Aim of the exercise: Check each line of the records for "baseline"; collect those that have it.

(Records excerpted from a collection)
——————
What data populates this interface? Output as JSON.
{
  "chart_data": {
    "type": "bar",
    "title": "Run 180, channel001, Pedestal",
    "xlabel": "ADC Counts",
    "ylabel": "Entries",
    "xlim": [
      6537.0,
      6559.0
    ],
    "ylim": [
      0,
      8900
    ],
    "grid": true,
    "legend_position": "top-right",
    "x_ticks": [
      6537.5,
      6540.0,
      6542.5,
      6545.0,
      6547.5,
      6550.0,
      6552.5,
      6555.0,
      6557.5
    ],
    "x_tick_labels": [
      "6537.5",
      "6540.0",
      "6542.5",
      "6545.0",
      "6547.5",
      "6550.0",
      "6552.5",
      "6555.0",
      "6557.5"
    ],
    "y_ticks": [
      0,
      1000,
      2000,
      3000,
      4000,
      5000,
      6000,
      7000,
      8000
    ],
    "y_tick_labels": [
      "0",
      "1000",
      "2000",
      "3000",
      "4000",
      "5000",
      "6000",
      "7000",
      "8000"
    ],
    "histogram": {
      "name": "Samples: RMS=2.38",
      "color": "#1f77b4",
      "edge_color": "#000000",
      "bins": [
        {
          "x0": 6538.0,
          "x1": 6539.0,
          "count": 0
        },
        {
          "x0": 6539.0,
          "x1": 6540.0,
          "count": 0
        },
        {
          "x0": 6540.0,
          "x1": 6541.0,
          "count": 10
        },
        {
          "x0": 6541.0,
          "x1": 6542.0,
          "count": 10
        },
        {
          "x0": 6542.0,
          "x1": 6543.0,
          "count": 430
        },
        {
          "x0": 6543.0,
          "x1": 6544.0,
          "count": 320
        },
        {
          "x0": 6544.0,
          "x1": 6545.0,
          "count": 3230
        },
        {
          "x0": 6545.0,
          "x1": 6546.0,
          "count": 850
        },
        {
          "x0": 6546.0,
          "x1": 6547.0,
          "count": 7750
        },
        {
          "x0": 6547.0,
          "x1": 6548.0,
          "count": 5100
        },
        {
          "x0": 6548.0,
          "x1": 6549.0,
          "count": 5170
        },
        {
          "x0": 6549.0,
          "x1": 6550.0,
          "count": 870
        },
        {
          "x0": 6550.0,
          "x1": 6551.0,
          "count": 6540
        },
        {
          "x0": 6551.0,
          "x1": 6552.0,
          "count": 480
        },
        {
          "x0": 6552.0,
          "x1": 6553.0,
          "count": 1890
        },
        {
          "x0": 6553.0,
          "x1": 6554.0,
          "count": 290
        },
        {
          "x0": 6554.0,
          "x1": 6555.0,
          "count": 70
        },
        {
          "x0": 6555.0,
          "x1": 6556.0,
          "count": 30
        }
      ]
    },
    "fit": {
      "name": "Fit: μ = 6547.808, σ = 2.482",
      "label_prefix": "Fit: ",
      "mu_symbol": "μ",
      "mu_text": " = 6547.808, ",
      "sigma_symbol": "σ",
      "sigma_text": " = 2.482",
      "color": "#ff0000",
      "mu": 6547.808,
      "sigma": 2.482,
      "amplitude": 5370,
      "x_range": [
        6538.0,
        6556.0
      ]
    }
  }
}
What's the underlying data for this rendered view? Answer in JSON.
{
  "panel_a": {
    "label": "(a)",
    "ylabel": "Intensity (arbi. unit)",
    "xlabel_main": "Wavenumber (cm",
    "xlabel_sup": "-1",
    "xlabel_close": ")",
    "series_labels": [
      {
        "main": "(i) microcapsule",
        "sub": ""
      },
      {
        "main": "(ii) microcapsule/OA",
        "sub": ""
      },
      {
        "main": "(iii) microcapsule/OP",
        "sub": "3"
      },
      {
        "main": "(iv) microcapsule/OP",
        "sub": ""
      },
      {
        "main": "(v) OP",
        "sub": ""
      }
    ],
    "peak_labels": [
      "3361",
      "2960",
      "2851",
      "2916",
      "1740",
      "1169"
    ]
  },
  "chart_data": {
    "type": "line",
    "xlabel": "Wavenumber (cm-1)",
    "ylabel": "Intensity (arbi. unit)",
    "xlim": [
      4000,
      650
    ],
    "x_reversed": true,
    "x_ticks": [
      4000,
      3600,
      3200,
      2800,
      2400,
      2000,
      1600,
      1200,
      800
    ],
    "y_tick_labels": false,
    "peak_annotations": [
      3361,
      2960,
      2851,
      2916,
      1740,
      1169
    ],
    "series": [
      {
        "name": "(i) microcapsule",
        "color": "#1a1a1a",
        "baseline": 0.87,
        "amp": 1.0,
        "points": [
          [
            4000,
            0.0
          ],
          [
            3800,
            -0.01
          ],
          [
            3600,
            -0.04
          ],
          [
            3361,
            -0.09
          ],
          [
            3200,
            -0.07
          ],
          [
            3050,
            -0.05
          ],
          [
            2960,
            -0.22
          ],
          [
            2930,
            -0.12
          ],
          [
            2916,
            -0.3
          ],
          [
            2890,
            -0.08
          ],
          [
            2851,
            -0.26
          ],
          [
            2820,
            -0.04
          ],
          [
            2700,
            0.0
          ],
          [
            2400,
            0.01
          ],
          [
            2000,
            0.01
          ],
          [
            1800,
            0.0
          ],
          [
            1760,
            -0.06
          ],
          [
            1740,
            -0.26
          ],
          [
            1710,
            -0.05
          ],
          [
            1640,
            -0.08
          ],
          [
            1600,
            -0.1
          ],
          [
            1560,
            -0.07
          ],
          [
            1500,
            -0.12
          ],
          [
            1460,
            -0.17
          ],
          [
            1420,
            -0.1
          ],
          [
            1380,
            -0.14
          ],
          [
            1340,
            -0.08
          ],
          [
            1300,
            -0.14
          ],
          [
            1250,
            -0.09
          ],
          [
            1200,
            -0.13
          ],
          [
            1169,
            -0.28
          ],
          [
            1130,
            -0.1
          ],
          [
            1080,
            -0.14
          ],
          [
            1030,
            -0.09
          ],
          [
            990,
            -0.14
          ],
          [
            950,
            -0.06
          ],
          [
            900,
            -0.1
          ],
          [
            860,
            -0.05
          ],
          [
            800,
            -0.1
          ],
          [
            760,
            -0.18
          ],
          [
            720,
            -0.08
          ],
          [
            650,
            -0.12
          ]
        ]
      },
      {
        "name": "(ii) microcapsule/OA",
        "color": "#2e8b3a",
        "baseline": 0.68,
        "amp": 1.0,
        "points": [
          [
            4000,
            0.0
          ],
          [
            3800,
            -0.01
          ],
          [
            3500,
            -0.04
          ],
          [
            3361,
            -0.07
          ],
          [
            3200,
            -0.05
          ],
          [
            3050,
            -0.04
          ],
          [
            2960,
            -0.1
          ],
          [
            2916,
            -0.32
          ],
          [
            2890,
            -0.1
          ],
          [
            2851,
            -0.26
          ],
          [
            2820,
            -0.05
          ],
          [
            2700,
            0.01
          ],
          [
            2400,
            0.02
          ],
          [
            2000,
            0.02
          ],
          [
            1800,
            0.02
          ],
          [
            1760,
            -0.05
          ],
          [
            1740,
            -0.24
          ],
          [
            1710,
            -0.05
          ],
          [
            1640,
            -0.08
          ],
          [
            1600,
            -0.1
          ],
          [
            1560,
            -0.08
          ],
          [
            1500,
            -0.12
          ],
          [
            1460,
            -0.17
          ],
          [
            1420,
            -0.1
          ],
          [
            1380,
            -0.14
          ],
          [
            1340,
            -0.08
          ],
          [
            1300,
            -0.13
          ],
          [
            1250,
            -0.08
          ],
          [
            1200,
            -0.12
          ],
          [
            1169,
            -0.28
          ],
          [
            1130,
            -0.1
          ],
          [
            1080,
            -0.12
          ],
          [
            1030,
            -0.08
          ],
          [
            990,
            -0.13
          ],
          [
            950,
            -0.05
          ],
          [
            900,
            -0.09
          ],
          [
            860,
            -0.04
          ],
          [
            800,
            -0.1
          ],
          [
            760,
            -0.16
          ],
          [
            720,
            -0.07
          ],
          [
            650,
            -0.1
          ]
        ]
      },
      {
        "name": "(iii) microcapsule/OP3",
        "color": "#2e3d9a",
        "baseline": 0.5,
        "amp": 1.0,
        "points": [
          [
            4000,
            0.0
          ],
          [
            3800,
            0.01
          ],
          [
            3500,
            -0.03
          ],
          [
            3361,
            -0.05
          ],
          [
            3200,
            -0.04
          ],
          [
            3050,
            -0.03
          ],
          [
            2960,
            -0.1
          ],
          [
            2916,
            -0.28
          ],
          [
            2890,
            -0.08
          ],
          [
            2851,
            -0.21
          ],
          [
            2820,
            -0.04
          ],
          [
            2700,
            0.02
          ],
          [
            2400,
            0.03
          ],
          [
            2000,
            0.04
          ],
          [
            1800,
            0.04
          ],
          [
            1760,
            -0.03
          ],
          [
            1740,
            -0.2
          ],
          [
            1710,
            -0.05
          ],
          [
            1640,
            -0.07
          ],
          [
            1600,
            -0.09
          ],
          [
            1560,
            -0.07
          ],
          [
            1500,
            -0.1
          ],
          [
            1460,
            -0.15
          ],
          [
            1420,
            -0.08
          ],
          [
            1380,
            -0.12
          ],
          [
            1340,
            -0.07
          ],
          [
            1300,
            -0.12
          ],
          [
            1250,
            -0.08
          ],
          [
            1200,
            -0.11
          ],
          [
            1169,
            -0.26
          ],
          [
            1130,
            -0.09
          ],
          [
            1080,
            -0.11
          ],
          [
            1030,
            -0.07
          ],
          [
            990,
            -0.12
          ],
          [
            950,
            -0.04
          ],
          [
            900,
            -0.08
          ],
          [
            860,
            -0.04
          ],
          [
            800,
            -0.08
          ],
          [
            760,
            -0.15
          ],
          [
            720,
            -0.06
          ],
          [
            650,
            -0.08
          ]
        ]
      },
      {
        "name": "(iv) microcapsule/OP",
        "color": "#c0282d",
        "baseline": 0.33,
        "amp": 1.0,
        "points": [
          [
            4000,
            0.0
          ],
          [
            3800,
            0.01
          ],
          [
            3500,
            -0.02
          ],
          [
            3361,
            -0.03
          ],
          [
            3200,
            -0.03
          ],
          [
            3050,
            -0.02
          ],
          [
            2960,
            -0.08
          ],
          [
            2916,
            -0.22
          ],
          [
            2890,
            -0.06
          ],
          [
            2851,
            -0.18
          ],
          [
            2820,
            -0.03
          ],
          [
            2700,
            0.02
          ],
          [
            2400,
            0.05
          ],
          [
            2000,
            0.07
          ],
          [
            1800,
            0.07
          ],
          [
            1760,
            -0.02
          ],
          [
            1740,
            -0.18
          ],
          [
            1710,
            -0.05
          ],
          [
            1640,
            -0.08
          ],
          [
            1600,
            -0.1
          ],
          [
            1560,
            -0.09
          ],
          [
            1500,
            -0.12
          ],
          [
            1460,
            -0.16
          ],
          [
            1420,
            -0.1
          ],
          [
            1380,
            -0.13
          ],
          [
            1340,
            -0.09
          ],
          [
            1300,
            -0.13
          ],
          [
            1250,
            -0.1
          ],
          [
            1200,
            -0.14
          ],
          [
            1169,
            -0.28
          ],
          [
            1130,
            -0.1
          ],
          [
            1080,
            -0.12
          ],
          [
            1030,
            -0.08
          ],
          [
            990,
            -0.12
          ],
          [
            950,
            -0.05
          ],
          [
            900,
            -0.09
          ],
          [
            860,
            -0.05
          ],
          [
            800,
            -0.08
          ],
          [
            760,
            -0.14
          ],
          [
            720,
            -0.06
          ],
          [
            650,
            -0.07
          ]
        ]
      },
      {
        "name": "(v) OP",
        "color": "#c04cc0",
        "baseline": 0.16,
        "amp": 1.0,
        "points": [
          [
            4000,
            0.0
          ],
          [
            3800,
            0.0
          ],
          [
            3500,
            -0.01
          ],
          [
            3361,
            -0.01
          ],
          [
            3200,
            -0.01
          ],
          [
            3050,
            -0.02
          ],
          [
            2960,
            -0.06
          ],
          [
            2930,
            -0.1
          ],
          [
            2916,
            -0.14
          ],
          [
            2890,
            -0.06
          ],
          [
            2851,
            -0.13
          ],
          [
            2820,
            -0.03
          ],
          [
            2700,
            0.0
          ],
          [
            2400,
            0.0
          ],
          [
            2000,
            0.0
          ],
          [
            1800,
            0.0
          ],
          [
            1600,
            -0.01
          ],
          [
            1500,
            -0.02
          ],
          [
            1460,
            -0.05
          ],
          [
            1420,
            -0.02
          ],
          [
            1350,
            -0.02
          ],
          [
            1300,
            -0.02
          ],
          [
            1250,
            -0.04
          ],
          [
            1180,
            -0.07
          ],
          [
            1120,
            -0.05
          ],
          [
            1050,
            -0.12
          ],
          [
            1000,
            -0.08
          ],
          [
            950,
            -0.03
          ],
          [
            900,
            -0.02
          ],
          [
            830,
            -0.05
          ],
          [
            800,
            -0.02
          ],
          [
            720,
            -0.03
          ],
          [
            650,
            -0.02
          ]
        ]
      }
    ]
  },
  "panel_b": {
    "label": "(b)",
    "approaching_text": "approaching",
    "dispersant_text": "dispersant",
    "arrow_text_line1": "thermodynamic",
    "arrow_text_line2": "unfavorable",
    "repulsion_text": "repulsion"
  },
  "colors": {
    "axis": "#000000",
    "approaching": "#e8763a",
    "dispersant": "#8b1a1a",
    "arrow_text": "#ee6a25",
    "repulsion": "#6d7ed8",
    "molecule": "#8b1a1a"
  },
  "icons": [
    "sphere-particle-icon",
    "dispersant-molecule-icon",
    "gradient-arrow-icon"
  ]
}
——————
Output:
        "baseline": 0.87,
        "baseline": 0.68,
        "baseline": 0.5,
        "baseline": 0.33,
        "baseline": 0.16,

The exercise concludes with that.